Written problem: Repeat all of the material exactly as given.

Dataset rows:
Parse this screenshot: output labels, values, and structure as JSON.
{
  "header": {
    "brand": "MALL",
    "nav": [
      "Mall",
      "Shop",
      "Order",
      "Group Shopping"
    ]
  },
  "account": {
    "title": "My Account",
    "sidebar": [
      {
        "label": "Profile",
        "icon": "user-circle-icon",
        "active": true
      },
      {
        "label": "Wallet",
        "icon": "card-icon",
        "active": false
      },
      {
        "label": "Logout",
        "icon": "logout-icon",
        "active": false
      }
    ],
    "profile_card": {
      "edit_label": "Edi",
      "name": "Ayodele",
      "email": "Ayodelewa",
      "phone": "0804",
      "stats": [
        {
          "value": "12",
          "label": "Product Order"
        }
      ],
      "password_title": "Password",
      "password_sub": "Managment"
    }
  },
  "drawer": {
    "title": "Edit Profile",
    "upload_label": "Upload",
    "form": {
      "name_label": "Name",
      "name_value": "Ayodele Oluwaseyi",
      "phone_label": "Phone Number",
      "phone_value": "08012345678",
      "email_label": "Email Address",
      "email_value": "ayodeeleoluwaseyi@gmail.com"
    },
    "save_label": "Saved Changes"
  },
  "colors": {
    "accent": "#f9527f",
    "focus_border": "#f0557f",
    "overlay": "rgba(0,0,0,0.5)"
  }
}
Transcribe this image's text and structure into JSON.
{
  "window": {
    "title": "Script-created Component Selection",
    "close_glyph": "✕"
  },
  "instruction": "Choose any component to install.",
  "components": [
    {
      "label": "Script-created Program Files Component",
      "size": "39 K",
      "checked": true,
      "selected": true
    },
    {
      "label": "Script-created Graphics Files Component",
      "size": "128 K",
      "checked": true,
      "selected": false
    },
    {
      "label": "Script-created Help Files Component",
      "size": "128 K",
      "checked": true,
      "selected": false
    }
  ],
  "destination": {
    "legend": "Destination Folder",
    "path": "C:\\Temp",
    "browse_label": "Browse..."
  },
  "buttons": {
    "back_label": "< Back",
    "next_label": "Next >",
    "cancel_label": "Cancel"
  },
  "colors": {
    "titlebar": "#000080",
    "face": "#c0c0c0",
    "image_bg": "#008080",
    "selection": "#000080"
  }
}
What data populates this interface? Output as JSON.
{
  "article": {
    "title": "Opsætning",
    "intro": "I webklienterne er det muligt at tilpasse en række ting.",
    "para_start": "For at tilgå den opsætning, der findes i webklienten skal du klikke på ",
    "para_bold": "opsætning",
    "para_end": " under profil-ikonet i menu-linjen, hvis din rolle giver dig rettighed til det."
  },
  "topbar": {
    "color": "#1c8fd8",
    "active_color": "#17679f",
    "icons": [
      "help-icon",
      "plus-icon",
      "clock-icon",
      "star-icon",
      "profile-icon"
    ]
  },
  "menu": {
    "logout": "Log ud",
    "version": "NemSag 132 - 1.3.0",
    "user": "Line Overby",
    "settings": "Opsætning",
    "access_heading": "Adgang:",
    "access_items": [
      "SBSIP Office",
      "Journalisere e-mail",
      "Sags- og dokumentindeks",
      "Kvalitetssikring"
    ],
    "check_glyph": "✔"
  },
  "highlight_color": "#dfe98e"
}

Finished answer:
Parse this screenshot: output labels, values, and structure as JSON.
{
  "header": {
    "brand": "MALL",
    "nav": [
      "Mall",
      "Shop",
      "Order",
      "Group Shopping"
    ]
  },
  "account": {
    "title": "My Account",
    "sidebar": [
      {
        "label": "Profile",
        "icon": "user-circle-icon",
        "active": true
      },
      {
        "label": "Wallet",
        "icon": "card-icon",
        "active": false
      },
      {
        "label": "Logout",
        "icon": "logout-icon",
        "active": false
      }
    ],
    "profile_card": {
      "edit_label": "Edi",
      "name": "Ayodele",
      "email": "Ayodelewa",
      "phone": "0804",
      "stats": [
        {
          "value": "12",
          "label": "Product Order"
        }
      ],
      "password_title": "Password",
      "password_sub": "Managment"
    }
  },
  "drawer": {
    "title": "Edit Profile",
    "upload_label": "Upload",
    "form": {
      "name_label": "Name",
      "name_value": "Ayodele Oluwaseyi",
      "phone_label": "Phone Number",
      "phone_value": "08012345678",
      "email_label": "Email Address",
      "email_value": "ayodeeleoluwaseyi@gmail.com"
    },
    "save_label": "Saved Changes"
  },
  "colors": {
    "accent": "#f9527f",
    "focus_border": "#f0557f",
    "overlay": "rgba(0,0,0,0.5)"
  }
}
Transcribe this image's text and structure into JSON.
{
  "window": {
    "title": "Script-created Component Selection",
    "close_glyph": "✕"
  },
  "instruction": "Choose any component to install.",
  "components": [
    {
      "label": "Script-created Program Files Component",
      "size": "39 K",
      "checked": true,
      "selected": true
    },
    {
      "label": "Script-created Graphics Files Component",
      "size": "128 K",
      "checked": true,
      "selected": false
    },
    {
      "label": "Script-created Help Files Component",
      "size": "128 K",
      "checked": true,
      "selected": false
    }
  ],
  "destination": {
    "legend": "Destination Folder",
    "path": "C:\\Temp",
    "browse_label": "Browse..."
  },
  "buttons": {
    "back_label": "< Back",
    "next_label": "Next >",
    "cancel_label": "Cancel"
  },
  "colors": {
    "titlebar": "#000080",
    "face": "#c0c0c0",
    "image_bg": "#008080",
    "selection": "#000080"
  }
}
What data populates this interface? Output as JSON.
{
  "article": {
    "title": "Opsætning",
    "intro": "I webklienterne er det muligt at tilpasse en række ting.",
    "para_start": "For at tilgå den opsætning, der findes i webklienten skal du klikke på ",
    "para_bold": "opsætning",
    "para_end": " under profil-ikonet i menu-linjen, hvis din rolle giver dig rettighed til det."
  },
  "topbar": {
    "color": "#1c8fd8",
    "active_color": "#17679f",
    "icons": [
      "help-icon",
      "plus-icon",
      "clock-icon",
      "star-icon",
      "profile-icon"
    ]
  },
  "menu": {
    "logout": "Log ud",
    "version": "NemSag 132 - 1.3.0",
    "user": "Line Overby",
    "settings": "Opsætning",
    "access_heading": "Adgang:",
    "access_items": [
      "SBSIP Office",
      "Journalisere e-mail",
      "Sags- og dokumentindeks",
      "Kvalitetssikring"
    ],
    "check_glyph": "✔"
  },
  "highlight_color": "#dfe98e"
}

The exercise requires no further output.